## Directive
Copy every line of the listing exactly.

** start of The input **

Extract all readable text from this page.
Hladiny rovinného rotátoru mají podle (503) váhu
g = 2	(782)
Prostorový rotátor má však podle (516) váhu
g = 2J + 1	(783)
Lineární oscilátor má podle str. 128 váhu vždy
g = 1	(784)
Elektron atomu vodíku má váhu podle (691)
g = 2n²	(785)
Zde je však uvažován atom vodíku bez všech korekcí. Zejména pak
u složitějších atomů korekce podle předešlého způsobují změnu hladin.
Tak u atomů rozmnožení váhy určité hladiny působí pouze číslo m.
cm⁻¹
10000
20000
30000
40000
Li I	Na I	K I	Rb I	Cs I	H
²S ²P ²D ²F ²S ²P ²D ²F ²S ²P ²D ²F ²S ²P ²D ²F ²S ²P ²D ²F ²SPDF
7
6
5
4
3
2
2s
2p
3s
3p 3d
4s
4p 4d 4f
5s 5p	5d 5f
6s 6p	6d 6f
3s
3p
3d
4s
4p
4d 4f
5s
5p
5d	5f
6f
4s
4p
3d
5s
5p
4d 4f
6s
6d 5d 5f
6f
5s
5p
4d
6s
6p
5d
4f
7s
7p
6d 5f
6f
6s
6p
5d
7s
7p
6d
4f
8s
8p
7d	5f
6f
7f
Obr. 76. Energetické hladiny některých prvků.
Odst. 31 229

** end of The input **

## Expected answer
Extract all readable text from this page.
Hladiny rovinného rotátoru mají podle (503) váhu
g = 2	(782)
Prostorový rotátor má však podle (516) váhu
g = 2J + 1	(783)
Lineární oscilátor má podle str. 128 váhu vždy
g = 1	(784)
Elektron atomu vodíku má váhu podle (691)
g = 2n²	(785)
Zde je však uvažován atom vodíku bez všech korekcí. Zejména pak
u složitějších atomů korekce podle předešlého způsobují změnu hladin.
Tak u atomů rozmnožení váhy určité hladiny působí pouze číslo m.
cm⁻¹
10000
20000
30000
40000
Li I	Na I	K I	Rb I	Cs I	H
²S ²P ²D ²F ²S ²P ²D ²F ²S ²P ²D ²F ²S ²P ²D ²F ²S ²P ²D ²F ²SPDF
7
6
5
4
3
2
2s
2p
3s
3p 3d
4s
4p 4d 4f
5s 5p	5d 5f
6s 6p	6d 6f
3s
3p
3d
4s
4p
4d 4f
5s
5p
5d	5f
6f
4s
4p
3d
5s
5p
4d 4f
6s
6d 5d 5f
6f
5s
5p
4d
6s
6p
5d
4f
7s
7p
6d 5f
6f
6s
6p
5d
7s
7p
6d
4f
8s
8p
7d	5f
6f
7f
Obr. 76. Energetické hladiny některých prvků.
Odst. 31 229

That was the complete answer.